### What to do
Repeat the entries that follow verbatim, without any of their pictures.

Dataset items:
---------------
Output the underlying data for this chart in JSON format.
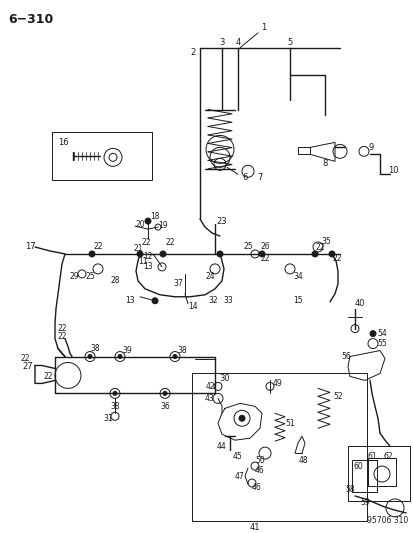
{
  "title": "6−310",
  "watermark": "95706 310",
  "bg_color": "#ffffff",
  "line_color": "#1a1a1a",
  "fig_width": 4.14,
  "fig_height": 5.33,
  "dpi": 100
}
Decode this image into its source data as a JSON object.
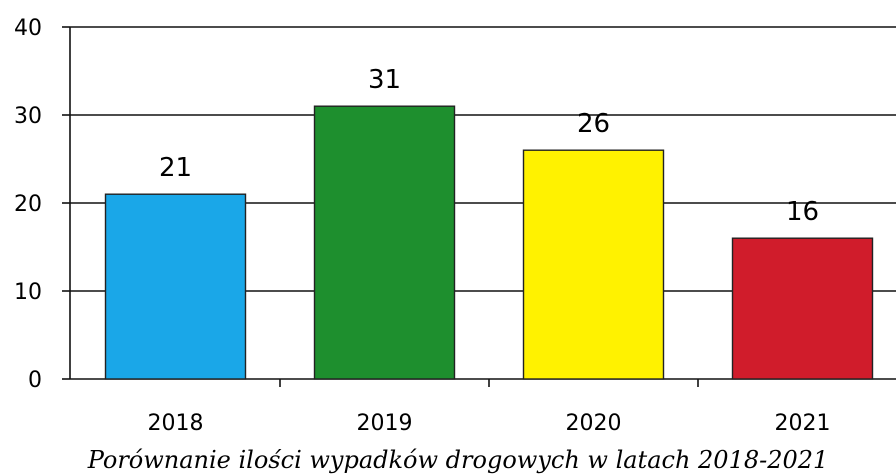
---------------
### Task answer
Output the underlying data for this chart in JSON format.
{
  "title": "6−310",
  "watermark": "95706 310",
  "bg_color": "#ffffff",
  "line_color": "#1a1a1a",
  "fig_width": 4.14,
  "fig_height": 5.33,
  "dpi": 100
}
Decode this image into its source data as a JSON object.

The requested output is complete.